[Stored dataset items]
——————
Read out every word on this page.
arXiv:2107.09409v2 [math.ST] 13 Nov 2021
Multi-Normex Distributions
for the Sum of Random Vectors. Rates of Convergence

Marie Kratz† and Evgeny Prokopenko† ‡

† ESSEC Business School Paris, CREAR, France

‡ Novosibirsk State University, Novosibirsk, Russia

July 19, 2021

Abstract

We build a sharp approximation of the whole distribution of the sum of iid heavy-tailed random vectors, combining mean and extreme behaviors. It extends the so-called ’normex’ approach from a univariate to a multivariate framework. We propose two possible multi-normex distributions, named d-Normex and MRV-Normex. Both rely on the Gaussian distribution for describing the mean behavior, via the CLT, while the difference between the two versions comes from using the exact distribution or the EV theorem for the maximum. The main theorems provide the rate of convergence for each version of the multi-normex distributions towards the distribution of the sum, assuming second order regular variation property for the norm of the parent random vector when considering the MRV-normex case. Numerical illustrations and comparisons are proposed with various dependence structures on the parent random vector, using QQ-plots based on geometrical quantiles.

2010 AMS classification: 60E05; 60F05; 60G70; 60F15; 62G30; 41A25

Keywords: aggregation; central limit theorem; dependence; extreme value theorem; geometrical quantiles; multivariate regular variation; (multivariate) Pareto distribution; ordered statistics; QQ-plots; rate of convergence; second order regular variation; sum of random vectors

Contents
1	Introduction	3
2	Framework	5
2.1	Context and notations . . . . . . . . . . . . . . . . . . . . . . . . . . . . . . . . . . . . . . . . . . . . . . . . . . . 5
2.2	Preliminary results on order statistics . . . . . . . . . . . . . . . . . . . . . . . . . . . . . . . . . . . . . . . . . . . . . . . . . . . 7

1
——————
▶ **What to produce**: Would you write down every record again, exactly?

▶ **Final result**:
Read out every word on this page.
arXiv:2107.09409v2 [math.ST] 13 Nov 2021
Multi-Normex Distributions
for the Sum of Random Vectors. Rates of Convergence

Marie Kratz† and Evgeny Prokopenko† ‡

† ESSEC Business School Paris, CREAR, France

‡ Novosibirsk State University, Novosibirsk, Russia

July 19, 2021

Abstract

We build a sharp approximation of the whole distribution of the sum of iid heavy-tailed random vectors, combining mean and extreme behaviors. It extends the so-called ’normex’ approach from a univariate to a multivariate framework. We propose two possible multi-normex distributions, named d-Normex and MRV-Normex. Both rely on the Gaussian distribution for describing the mean behavior, via the CLT, while the difference between the two versions comes from using the exact distribution or the EV theorem for the maximum. The main theorems provide the rate of convergence for each version of the multi-normex distributions towards the distribution of the sum, assuming second order regular variation property for the norm of the parent random vector when considering the MRV-normex case. Numerical illustrations and comparisons are proposed with various dependence structures on the parent random vector, using QQ-plots based on geometrical quantiles.

2010 AMS classification: 60E05; 60F05; 60G70; 60F15; 62G30; 41A25

Keywords: aggregation; central limit theorem; dependence; extreme value theorem; geometrical quantiles; multivariate regular variation; (multivariate) Pareto distribution; ordered statistics; QQ-plots; rate of convergence; second order regular variation; sum of random vectors

Contents
1	Introduction	3
2	Framework	5
2.1	Context and notations . . . . . . . . . . . . . . . . . . . . . . . . . . . . . . . . . . . . . . . . . . . . . . . . . . . 5
2.2	Preliminary results on order statistics . . . . . . . . . . . . . . . . . . . . . . . . . . . . . . . . . . . . . . . . . . . . . . . . . . . 7

1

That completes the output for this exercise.